__Requirements__. Skip the pictures and quote all of the lines exactly.

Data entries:
-=-=-=-=-
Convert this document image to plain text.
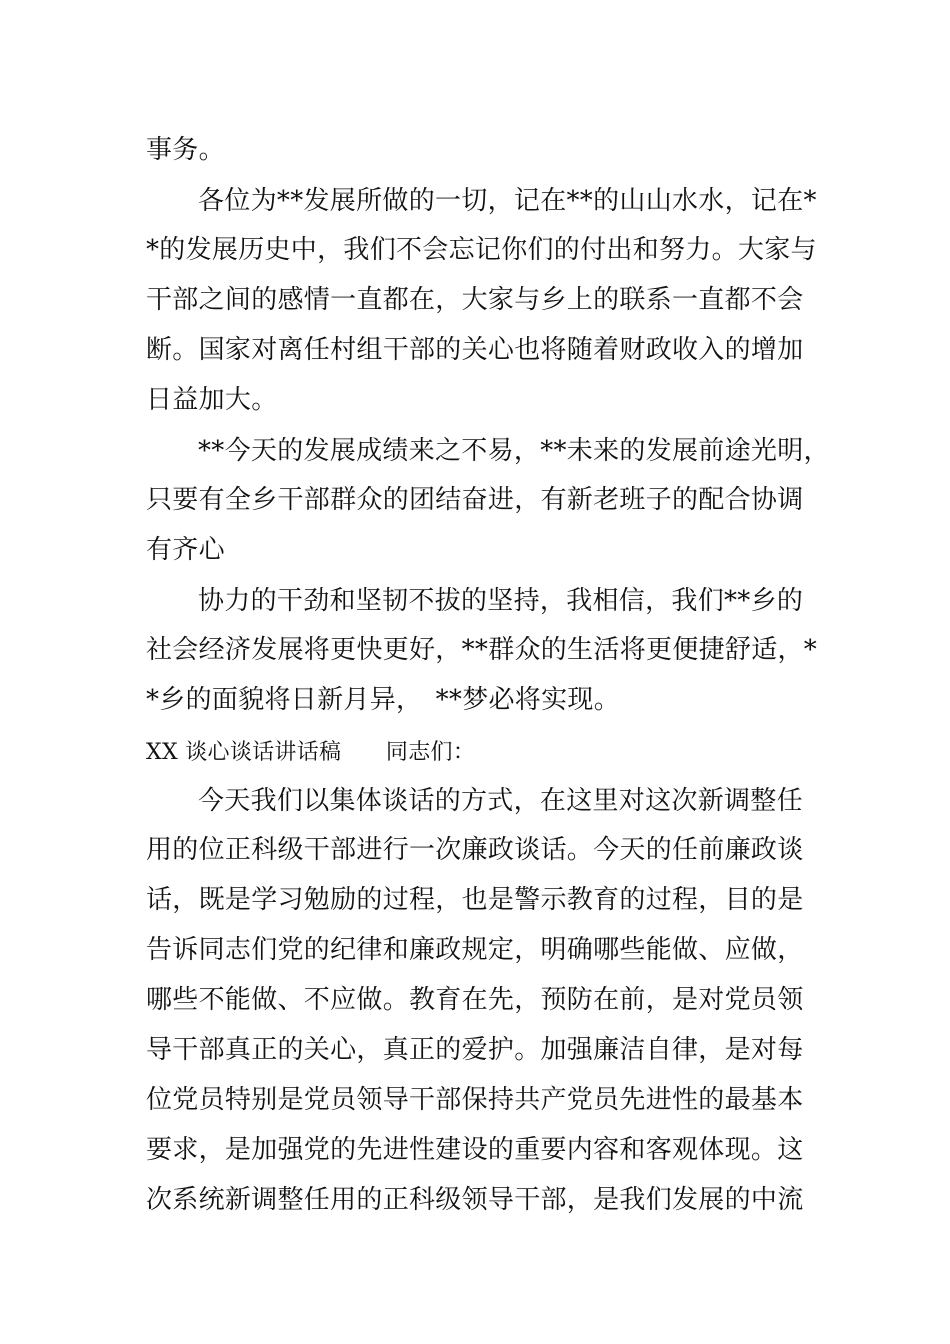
事务。
各位为**发展所做的一切，记在**的山山水水，记在*
*的发展历史中，我们不会忘记你们的付出和努力。大家与
干部之间的感情一直都在，大家与乡上的联系一直都不会
断。国家对离任村组干部的关心也将随着财政收入的增加
日益加大。
**今天的发展成绩来之不易，**未来的发展前途光明，
只要有全乡干部群众的团结奋进，有新老班子的配合协调
有齐心
协力的干劲和坚韧不拔的坚持，我相信，我们**乡的
社会经济发展将更快更好，**群众的生活将更便捷舒适，*
*乡的面貌将日新月异，　**梦必将实现。
XX 谈心谈话讲话稿　　同志们：
今天我们以集体谈话的方式，在这里对这次新调整任
用的位正科级干部进行一次廉政谈话。今天的任前廉政谈
话，既是学习勉励的过程，也是警示教育的过程，目的是
告诉同志们党的纪律和廉政规定，明确哪些能做、应做，
哪些不能做、不应做。教育在先，预防在前，是对党员领
导干部真正的关心，真正的爱护。加强廉洁自律，是对每
位党员特别是党员领导干部保持共产党员先进性的最基本
要求，是加强党的先进性建设的重要内容和客观体现。这
次系统新调整任用的正科级领导干部，是我们发展的中流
-=-=-=-=-
__Answer to this task__.
Convert this document image to plain text.
事务。
各位为**发展所做的一切，记在**的山山水水，记在*
*的发展历史中，我们不会忘记你们的付出和努力。大家与
干部之间的感情一直都在，大家与乡上的联系一直都不会
断。国家对离任村组干部的关心也将随着财政收入的增加
日益加大。
**今天的发展成绩来之不易，**未来的发展前途光明，
只要有全乡干部群众的团结奋进，有新老班子的配合协调
有齐心
协力的干劲和坚韧不拔的坚持，我相信，我们**乡的
社会经济发展将更快更好，**群众的生活将更便捷舒适，*
*乡的面貌将日新月异，　**梦必将实现。
XX 谈心谈话讲话稿　　同志们：
今天我们以集体谈话的方式，在这里对这次新调整任
用的位正科级干部进行一次廉政谈话。今天的任前廉政谈
话，既是学习勉励的过程，也是警示教育的过程，目的是
告诉同志们党的纪律和廉政规定，明确哪些能做、应做，
哪些不能做、不应做。教育在先，预防在前，是对党员领
导干部真正的关心，真正的爱护。加强廉洁自律，是对每
位党员特别是党员领导干部保持共产党员先进性的最基本
要求，是加强党的先进性建设的重要内容和客观体现。这
次系统新调整任用的正科级领导干部，是我们发展的中流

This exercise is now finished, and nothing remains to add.